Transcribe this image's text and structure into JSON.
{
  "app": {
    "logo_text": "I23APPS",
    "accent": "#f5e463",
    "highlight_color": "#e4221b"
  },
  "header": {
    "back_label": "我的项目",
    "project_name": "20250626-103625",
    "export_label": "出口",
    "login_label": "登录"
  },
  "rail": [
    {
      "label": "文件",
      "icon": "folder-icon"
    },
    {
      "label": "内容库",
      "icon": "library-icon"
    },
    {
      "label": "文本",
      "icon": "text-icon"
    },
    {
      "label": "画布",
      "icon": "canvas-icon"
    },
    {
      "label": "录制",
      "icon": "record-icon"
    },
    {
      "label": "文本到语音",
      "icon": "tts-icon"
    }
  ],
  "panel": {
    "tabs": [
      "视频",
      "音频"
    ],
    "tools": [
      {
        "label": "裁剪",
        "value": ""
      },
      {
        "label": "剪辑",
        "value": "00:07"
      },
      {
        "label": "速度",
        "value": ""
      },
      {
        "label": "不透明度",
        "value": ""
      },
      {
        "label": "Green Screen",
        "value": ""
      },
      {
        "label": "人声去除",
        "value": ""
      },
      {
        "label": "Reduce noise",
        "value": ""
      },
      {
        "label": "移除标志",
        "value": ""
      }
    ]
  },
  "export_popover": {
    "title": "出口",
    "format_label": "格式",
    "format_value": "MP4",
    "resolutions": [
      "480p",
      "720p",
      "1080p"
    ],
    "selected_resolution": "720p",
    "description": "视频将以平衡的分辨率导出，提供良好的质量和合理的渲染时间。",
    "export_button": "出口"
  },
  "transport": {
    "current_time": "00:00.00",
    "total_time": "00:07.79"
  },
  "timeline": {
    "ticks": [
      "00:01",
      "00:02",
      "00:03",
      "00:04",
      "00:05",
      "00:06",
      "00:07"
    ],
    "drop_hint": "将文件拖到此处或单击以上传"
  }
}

━━━━

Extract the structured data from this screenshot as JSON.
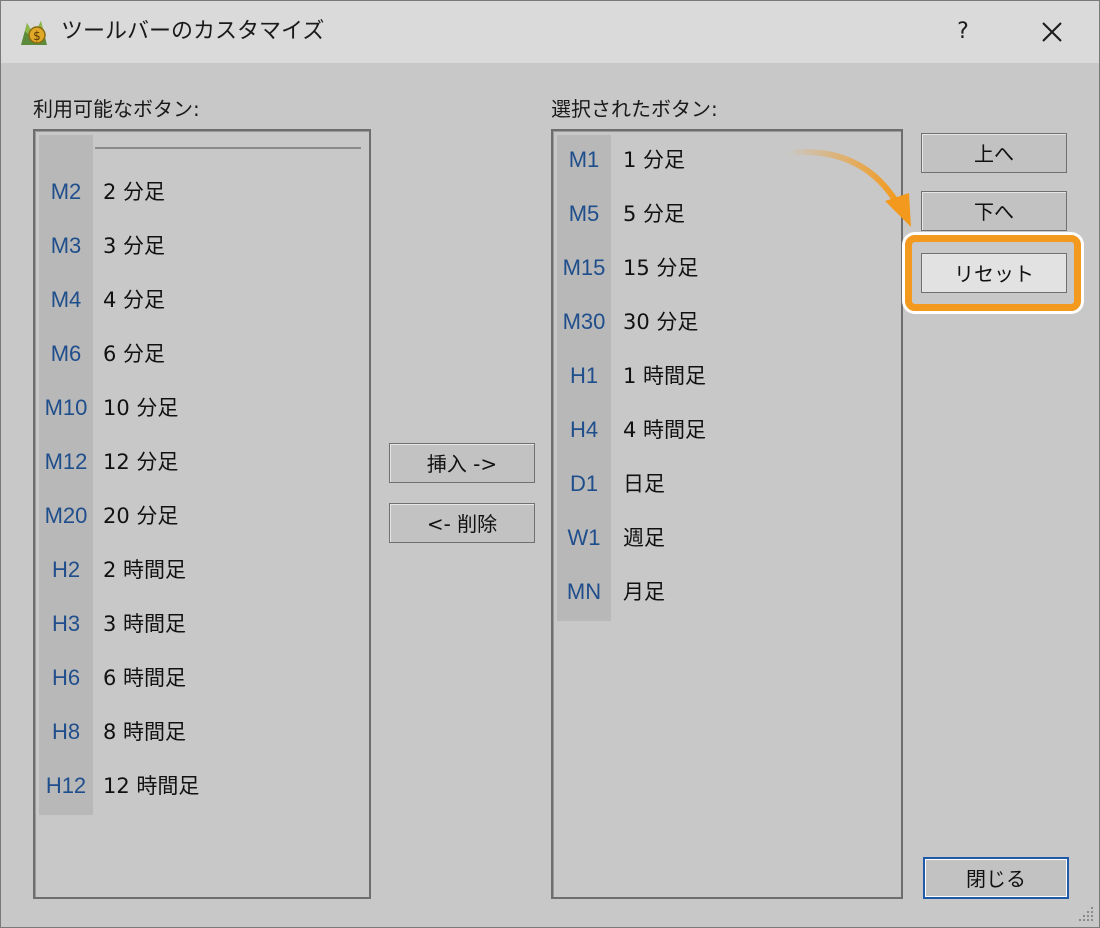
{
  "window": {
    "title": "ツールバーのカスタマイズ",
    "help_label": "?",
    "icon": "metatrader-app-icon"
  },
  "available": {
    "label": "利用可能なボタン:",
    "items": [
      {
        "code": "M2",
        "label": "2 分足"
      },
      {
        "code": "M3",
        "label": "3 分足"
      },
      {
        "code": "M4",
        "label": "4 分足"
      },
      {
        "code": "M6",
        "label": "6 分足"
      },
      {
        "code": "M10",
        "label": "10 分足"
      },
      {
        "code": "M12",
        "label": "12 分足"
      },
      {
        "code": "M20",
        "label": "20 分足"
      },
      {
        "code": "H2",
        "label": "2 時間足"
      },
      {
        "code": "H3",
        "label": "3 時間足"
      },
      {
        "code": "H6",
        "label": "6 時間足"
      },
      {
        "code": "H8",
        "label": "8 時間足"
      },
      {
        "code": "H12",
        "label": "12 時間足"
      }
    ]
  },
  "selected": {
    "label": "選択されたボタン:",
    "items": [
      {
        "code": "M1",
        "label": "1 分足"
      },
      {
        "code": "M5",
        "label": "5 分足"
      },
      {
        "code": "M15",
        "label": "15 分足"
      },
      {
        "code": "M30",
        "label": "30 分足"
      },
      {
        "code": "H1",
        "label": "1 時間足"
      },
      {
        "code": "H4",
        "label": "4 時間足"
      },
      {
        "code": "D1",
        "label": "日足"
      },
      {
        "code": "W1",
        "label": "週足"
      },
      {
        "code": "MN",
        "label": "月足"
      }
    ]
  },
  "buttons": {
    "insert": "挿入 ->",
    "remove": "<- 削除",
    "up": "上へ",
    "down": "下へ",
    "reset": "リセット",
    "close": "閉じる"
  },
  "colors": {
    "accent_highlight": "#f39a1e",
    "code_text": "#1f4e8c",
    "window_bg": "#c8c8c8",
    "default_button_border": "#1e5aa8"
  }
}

━━━━

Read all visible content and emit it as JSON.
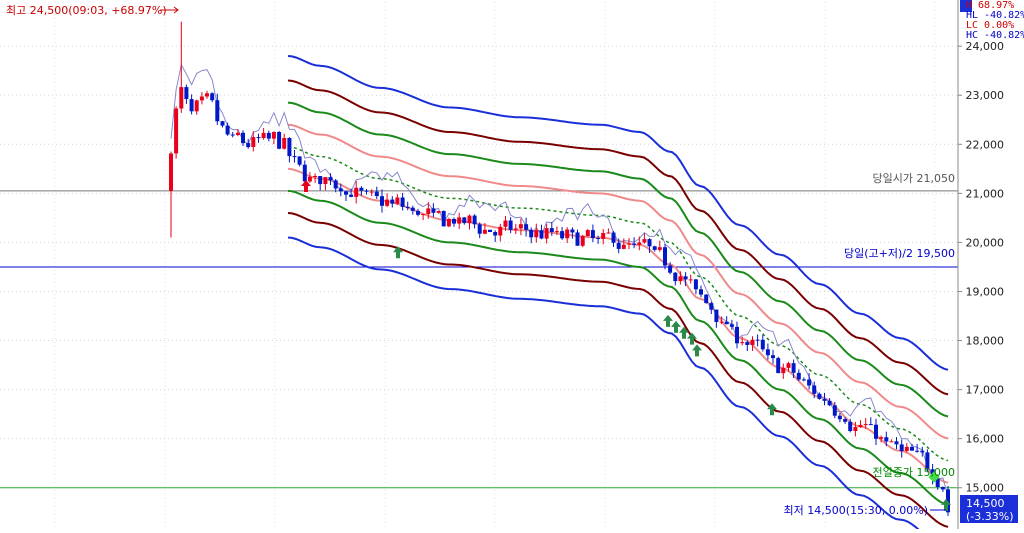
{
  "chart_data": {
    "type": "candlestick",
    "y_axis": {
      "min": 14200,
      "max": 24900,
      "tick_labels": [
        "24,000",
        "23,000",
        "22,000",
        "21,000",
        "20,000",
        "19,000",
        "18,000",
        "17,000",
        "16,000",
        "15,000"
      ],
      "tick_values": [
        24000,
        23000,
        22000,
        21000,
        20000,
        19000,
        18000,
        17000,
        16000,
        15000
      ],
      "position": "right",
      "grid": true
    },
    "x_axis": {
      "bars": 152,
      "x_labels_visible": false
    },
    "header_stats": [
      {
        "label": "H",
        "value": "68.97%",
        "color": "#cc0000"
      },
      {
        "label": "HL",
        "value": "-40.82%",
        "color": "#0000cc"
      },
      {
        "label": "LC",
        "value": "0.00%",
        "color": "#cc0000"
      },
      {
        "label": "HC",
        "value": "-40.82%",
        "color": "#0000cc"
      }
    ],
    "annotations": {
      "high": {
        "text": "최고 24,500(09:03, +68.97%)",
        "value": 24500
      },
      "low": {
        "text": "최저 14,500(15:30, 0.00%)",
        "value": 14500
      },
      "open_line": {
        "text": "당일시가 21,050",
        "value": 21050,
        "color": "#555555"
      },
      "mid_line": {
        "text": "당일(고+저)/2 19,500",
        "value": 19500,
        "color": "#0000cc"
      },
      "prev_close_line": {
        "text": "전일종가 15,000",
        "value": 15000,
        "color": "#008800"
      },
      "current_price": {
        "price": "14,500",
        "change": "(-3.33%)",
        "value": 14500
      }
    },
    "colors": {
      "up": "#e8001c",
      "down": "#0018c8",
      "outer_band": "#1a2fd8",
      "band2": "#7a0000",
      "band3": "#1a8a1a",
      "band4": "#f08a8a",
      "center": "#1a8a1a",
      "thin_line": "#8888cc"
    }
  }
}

━━━━

## SHORT TASK:
Check each line above for the word "icon" and give the number of lines that have it, nothing else.

## SOLUTION FOR THIS PROBLEM:
7